begin

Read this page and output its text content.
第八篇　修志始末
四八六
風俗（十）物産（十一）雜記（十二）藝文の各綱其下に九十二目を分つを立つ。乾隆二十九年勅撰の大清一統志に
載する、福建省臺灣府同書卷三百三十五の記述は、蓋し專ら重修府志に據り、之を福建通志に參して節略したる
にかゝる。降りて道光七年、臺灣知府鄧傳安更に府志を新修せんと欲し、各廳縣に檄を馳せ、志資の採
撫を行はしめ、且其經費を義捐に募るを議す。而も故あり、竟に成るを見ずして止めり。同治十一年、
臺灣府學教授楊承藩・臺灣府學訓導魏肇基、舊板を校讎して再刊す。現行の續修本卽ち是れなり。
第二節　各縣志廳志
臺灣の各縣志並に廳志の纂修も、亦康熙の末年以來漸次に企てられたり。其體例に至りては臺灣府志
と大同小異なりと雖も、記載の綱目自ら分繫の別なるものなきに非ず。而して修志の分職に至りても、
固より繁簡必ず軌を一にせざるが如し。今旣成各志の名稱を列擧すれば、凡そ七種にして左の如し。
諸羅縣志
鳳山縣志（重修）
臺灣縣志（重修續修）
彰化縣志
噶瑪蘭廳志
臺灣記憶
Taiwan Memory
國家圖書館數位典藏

end

_WHAT YOU NEED TO DO_
Write out the records shown above, exactly as they appear.

_TASK RESPONSE_
Read this page and output its text content.
第八篇　修志始末
四八六
風俗（十）物産（十一）雜記（十二）藝文の各綱其下に九十二目を分つを立つ。乾隆二十九年勅撰の大清一統志に
載する、福建省臺灣府同書卷三百三十五の記述は、蓋し專ら重修府志に據り、之を福建通志に參して節略したる
にかゝる。降りて道光七年、臺灣知府鄧傳安更に府志を新修せんと欲し、各廳縣に檄を馳せ、志資の採
撫を行はしめ、且其經費を義捐に募るを議す。而も故あり、竟に成るを見ずして止めり。同治十一年、
臺灣府學教授楊承藩・臺灣府學訓導魏肇基、舊板を校讎して再刊す。現行の續修本卽ち是れなり。
第二節　各縣志廳志
臺灣の各縣志並に廳志の纂修も、亦康熙の末年以來漸次に企てられたり。其體例に至りては臺灣府志
と大同小異なりと雖も、記載の綱目自ら分繫の別なるものなきに非ず。而して修志の分職に至りても、
固より繁簡必ず軌を一にせざるが如し。今旣成各志の名稱を列擧すれば、凡そ七種にして左の如し。
諸羅縣志
鳳山縣志（重修）
臺灣縣志（重修續修）
彰化縣志
噶瑪蘭廳志
臺灣記憶
Taiwan Memory
國家圖書館數位典藏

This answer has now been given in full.